╭──

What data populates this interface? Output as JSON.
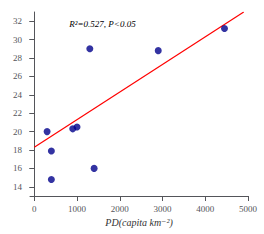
{
  "chart_data": {
    "type": "scatter",
    "xlabel": "PD(capita km⁻²)",
    "series": [
      {
        "type": "scatter",
        "color": "#00008B",
        "x": [
          300,
          400,
          400,
          900,
          1000,
          1300,
          1400,
          2900,
          4450
        ],
        "values": [
          20.0,
          17.9,
          14.8,
          20.3,
          20.5,
          29.0,
          16.0,
          28.8,
          31.2
        ]
      },
      {
        "type": "line",
        "color": "red",
        "x": [
          0,
          4900
        ],
        "values": [
          18.3,
          33.0
        ]
      }
    ],
    "annotations": [
      {
        "text": "R²=0.527, P<0.05",
        "x": 820,
        "y": 31.7
      }
    ],
    "xlim": [
      -100,
      5000
    ],
    "ylim": [
      13,
      33
    ],
    "xticks": [
      0,
      1000,
      2000,
      3000,
      4000,
      5000
    ],
    "yticks": [
      14,
      16,
      18,
      20,
      22,
      24,
      26,
      28,
      30,
      32
    ],
    "grid": false
  }
}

╰──

◆ **Given instruction**
Restate each entry word for word, leaving out any pictures.

◆ **Task answer**
What data populates this interface? Output as JSON.
{
  "chart_data": {
    "type": "scatter",
    "xlabel": "PD(capita km⁻²)",
    "series": [
      {
        "type": "scatter",
        "color": "#00008B",
        "x": [
          300,
          400,
          400,
          900,
          1000,
          1300,
          1400,
          2900,
          4450
        ],
        "values": [
          20.0,
          17.9,
          14.8,
          20.3,
          20.5,
          29.0,
          16.0,
          28.8,
          31.2
        ]
      },
      {
        "type": "line",
        "color": "red",
        "x": [
          0,
          4900
        ],
        "values": [
          18.3,
          33.0
        ]
      }
    ],
    "annotations": [
      {
        "text": "R²=0.527, P<0.05",
        "x": 820,
        "y": 31.7
      }
    ],
    "xlim": [
      -100,
      5000
    ],
    "ylim": [
      13,
      33
    ],
    "xticks": [
      0,
      1000,
      2000,
      3000,
      4000,
      5000
    ],
    "yticks": [
      14,
      16,
      18,
      20,
      22,
      24,
      26,
      28,
      30,
      32
    ],
    "grid": false
  }
}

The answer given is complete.